** Start Document text **

In a broader context  Hart (1998) lists the following purposes of a review:

  • Distinguishing what has been done from what needs to be done;
  • Discovering important variables relevant to the topic;
  • Synthesising and gaining a new perspective;
  • Identifying relationships between ideas and practice;
  • Establishing the context of the topic or problem;
  • Rationalising the significance of the problem;
  • Enhancing and acquiring the subject vocabulary;
  • Understanding the structure of the subject;
  • Relating ideas and theory to applications;
  • Identifying methodologies and techniques that have been used;
  • Placing the research in a historical context to show familiarity with state-of-the-art developments.

The above purposes are not ranked in order of importance. In many cases, there may be merging of purposes or different manifestations.

 

3.     How to Review

The whole process of reviewing includes:

a. Searching for literature
b. Sorting and prioritising the retrieved literature
c. Analytical reading of papers
d. Evaluative reading of papers
e. Comparison across studies
f. Organising the content
g. Writing the review

Stages (a) to (d) have been covered in previous Study Notes and through previous Workshops. Hence the last 3 stages will be dealt with here.

 

Comparison across studies

The aim is to extract key points by comparing and contrasting ACROSS studies, instead of reading one paper after another.

Key points for a review may concern areas of similarities and/or differences in:

  • Research aim(s) or hypotheses
  • Research design and sampling
  • Instruments and procedures used
  • How data were analysed
  • Results or findings
  • Interpretations

 

Organising the content

There are diverse ways of doing this depending on your preferred mode of thinking.
For example, you may use tables, notes on cards, charts, trees, spider maps.
More ideas can be found in Tips on organising material for a review.

 

Writing the review

As with any essay, the review should have

  • an introduction,
  • a body,
  • a conclusion

The length of each section depends on whether you are writing a brief literature review for a research paper or a whole chapter (or more) as part of a dissertation.

** End Document text **

# Required actions:
1. Please list every area that the review notes name as a possible source of similarities or differences when comparing across studies.
2. Answer these from the review notes, marking each reply to match its letter:
(a) Who lists the purposes of a review?
(b) Which stages of the reviewing process were covered in previous Study Notes and Workshops?
(c) What three parts should the review have?
3. Reproduce everything in the review notes from "There are diverse" down to "trees, spider maps.".

** Start Dataset extract **

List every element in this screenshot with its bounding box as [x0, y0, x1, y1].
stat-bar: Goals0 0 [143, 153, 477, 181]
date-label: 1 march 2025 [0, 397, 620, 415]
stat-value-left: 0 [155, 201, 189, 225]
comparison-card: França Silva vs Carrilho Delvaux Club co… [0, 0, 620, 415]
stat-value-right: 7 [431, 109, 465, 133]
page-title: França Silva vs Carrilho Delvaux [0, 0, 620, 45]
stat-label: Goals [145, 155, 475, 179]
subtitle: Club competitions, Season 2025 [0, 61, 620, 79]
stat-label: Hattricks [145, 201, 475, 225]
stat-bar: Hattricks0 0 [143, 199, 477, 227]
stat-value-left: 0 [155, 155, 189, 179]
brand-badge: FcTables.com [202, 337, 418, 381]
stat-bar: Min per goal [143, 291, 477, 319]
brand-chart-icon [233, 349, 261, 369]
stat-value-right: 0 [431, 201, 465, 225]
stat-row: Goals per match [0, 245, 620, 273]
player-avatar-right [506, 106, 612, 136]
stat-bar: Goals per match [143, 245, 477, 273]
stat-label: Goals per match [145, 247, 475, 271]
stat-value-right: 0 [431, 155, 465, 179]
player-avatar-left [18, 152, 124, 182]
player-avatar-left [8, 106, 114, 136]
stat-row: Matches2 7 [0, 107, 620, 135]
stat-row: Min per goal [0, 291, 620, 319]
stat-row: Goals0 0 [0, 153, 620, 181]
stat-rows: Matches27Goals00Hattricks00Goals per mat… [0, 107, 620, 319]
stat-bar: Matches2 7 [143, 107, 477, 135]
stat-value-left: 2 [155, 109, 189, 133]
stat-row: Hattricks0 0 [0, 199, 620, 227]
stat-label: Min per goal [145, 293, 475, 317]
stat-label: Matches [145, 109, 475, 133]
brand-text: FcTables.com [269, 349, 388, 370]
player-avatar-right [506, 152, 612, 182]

** End Dataset extract **

# Final answers:
1.
- Research aim(s) or hypotheses
- Research design and sampling
- Instruments and procedures used
- How data were analysed
- Results or findings
- Interpretations

2.
(a) Hart (1998)
(b) Stages (a) to (d)
(c) An introduction, a body and a conclusion

3.
There are diverse ways of doing this depending on your preferred mode of thinking.
For example, you may use tables, notes on cards, charts, trees, spider maps.